### [Problem requirements]
Swap every "staticText" in the records below for "label", then write out all the records again with nothing else changed. Omit the pictures.

### [Materials provided]
** START **
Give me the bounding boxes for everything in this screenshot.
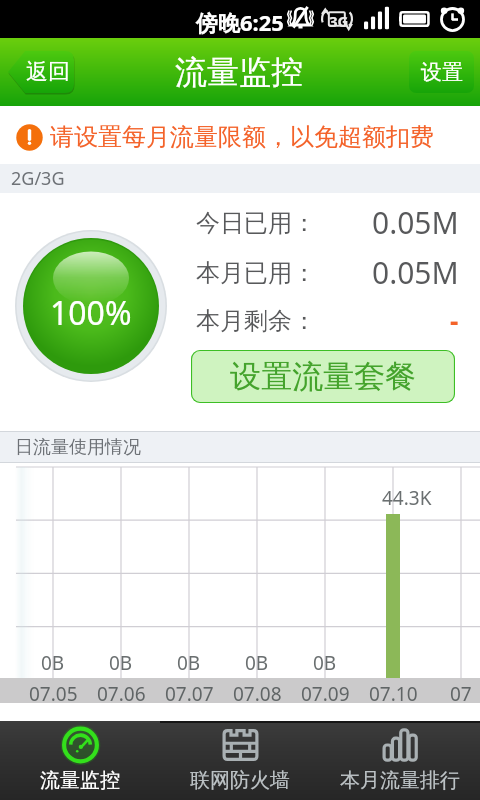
- button[interactable]: 设置: [409, 51, 474, 93]
- staticText: 0B: [245, 650, 269, 676]
- staticText: 返回: [26, 58, 70, 86]
- button[interactable]: 设置流量套餐: [191, 350, 455, 403]
- staticText: 本月已用：: [196, 258, 316, 288]
- staticText: 07.10: [369, 681, 418, 706]
- staticText: 请设置每月流量限额，以免超额扣费: [50, 122, 434, 152]
- staticText: 07.07: [165, 681, 214, 706]
- staticText: 傍晚6:25: [196, 7, 284, 37]
- staticText: 07: [450, 681, 472, 706]
- button[interactable]: 流量监控: [0, 721, 160, 800]
- button[interactable]: 请设置每月流量限额，以免超额扣费: [0, 106, 480, 164]
- staticText: 100%: [50, 291, 132, 335]
- staticText: 0B: [177, 650, 201, 676]
- staticText: 设置: [421, 59, 463, 85]
- staticText: 日流量使用情况: [15, 436, 141, 459]
- staticText: 07.05: [29, 681, 78, 706]
- staticText: 联网防火墙: [190, 768, 290, 793]
- staticText: 设置流量套餐: [230, 357, 416, 396]
- button[interactable]: 返回: [8, 51, 74, 93]
- button[interactable]: 本月流量排行: [320, 721, 480, 800]
- staticText: 07.08: [233, 681, 282, 706]
- staticText: 0.05M: [372, 252, 459, 293]
- staticText: 0B: [41, 650, 65, 676]
- staticText: 流量监控: [175, 52, 303, 92]
- staticText: 0B: [313, 650, 337, 676]
- staticText: 44.3K: [382, 485, 432, 511]
- staticText: 2G/3G: [11, 166, 65, 191]
- staticText: 3G: [329, 11, 349, 31]
- staticText: 07.06: [97, 681, 146, 706]
- staticText: 今日已用：: [196, 208, 316, 238]
- staticText: 流量监控: [40, 768, 120, 793]
- staticText: 本月剩余：: [196, 306, 316, 336]
- staticText: 07.09: [301, 681, 350, 706]
- staticText: 0.05M: [372, 202, 459, 243]
- staticText: 本月流量排行: [340, 768, 460, 793]
- staticText: -: [450, 303, 459, 338]
- button[interactable]: 联网防火墙: [160, 721, 320, 800]
- staticText: 0B: [109, 650, 133, 676]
** END **
### [Response for this exercise]
Give me the bounding boxes for everything in this screenshot.
- button[interactable]: 设置: [409, 51, 474, 93]
- label: 0B: [245, 650, 269, 676]
- label: 返回: [26, 58, 70, 86]
- button[interactable]: 设置流量套餐: [191, 350, 455, 403]
- label: 本月已用：: [196, 258, 316, 288]
- label: 07.10: [369, 681, 418, 706]
- label: 请设置每月流量限额，以免超额扣费: [50, 122, 434, 152]
- label: 07.07: [165, 681, 214, 706]
- label: 傍晚6:25: [196, 7, 284, 37]
- label: 07: [450, 681, 472, 706]
- button[interactable]: 流量监控: [0, 721, 160, 800]
- button[interactable]: 请设置每月流量限额，以免超额扣费: [0, 106, 480, 164]
- label: 100%: [50, 291, 132, 335]
- label: 0B: [177, 650, 201, 676]
- label: 设置: [421, 59, 463, 85]
- label: 日流量使用情况: [15, 436, 141, 459]
- label: 07.05: [29, 681, 78, 706]
- label: 联网防火墙: [190, 768, 290, 793]
- label: 设置流量套餐: [230, 357, 416, 396]
- button[interactable]: 返回: [8, 51, 74, 93]
- button[interactable]: 本月流量排行: [320, 721, 480, 800]
- label: 07.08: [233, 681, 282, 706]
- label: 0.05M: [372, 252, 459, 293]
- label: 0B: [41, 650, 65, 676]
- label: 流量监控: [175, 52, 303, 92]
- label: 0B: [313, 650, 337, 676]
- label: 44.3K: [382, 485, 432, 511]
- label: 2G/3G: [11, 166, 65, 191]
- label: 3G: [329, 11, 349, 31]
- label: 07.06: [97, 681, 146, 706]
- label: 今日已用：: [196, 208, 316, 238]
- label: 流量监控: [40, 768, 120, 793]
- label: 本月剩余：: [196, 306, 316, 336]
- label: 07.09: [301, 681, 350, 706]
- label: 0.05M: [372, 202, 459, 243]
- label: 本月流量排行: [340, 768, 460, 793]
- label: -: [450, 303, 459, 338]
- button[interactable]: 联网防火墙: [160, 721, 320, 800]
- label: 0B: [109, 650, 133, 676]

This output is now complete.